What is expected:
Check each line of the entries below for the string "Ἀντιγόνη"; copy every line where it appears.

Records for this task:

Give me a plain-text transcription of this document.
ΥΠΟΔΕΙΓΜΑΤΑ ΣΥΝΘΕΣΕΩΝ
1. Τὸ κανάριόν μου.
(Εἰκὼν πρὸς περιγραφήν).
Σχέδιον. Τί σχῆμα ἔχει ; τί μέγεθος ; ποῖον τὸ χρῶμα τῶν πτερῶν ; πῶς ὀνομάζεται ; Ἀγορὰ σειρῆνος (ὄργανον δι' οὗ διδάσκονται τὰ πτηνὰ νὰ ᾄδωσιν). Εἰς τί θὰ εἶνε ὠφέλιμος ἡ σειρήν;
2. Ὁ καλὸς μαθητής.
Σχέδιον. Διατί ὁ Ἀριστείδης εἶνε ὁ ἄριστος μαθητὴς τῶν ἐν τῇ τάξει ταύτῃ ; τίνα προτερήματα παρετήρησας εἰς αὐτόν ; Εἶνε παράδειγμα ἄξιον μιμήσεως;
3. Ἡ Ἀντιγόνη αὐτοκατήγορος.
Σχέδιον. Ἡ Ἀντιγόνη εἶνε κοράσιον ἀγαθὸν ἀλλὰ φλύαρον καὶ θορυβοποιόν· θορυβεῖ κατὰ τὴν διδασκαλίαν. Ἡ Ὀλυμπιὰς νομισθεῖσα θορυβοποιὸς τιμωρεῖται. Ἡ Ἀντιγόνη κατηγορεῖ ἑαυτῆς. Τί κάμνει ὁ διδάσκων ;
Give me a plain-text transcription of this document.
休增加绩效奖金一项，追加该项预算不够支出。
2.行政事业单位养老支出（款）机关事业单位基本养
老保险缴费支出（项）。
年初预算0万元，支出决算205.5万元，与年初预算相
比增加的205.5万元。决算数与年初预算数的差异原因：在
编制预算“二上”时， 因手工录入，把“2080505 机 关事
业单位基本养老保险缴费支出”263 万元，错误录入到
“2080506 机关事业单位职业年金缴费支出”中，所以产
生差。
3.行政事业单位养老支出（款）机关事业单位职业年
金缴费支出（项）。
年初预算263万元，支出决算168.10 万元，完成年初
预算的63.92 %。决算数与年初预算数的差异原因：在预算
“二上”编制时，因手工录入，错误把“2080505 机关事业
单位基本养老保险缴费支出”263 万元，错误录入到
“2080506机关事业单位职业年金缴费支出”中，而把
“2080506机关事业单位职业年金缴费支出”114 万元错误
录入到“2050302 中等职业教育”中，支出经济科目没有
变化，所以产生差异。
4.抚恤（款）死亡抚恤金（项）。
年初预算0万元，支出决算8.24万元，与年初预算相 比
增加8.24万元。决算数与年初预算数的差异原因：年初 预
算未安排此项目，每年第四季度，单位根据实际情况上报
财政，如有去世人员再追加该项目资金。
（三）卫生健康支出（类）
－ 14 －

Result of the task:
3. Ἡ Ἀντιγόνη αὐτοκατήγορος.
Σχέδιον. Ἡ Ἀντιγόνη εἶνε κοράσιον ἀγαθὸν ἀλλὰ φλύαρον καὶ θορυβοποιόν· θορυβεῖ κατὰ τὴν διδασκαλίαν. Ἡ Ὀλυμπιὰς νομισθεῖσα θορυβοποιὸς τιμωρεῖται. Ἡ Ἀντιγόνη κατηγορεῖ ἑαυτῆς. Τί κάμνει ὁ διδάσκων ;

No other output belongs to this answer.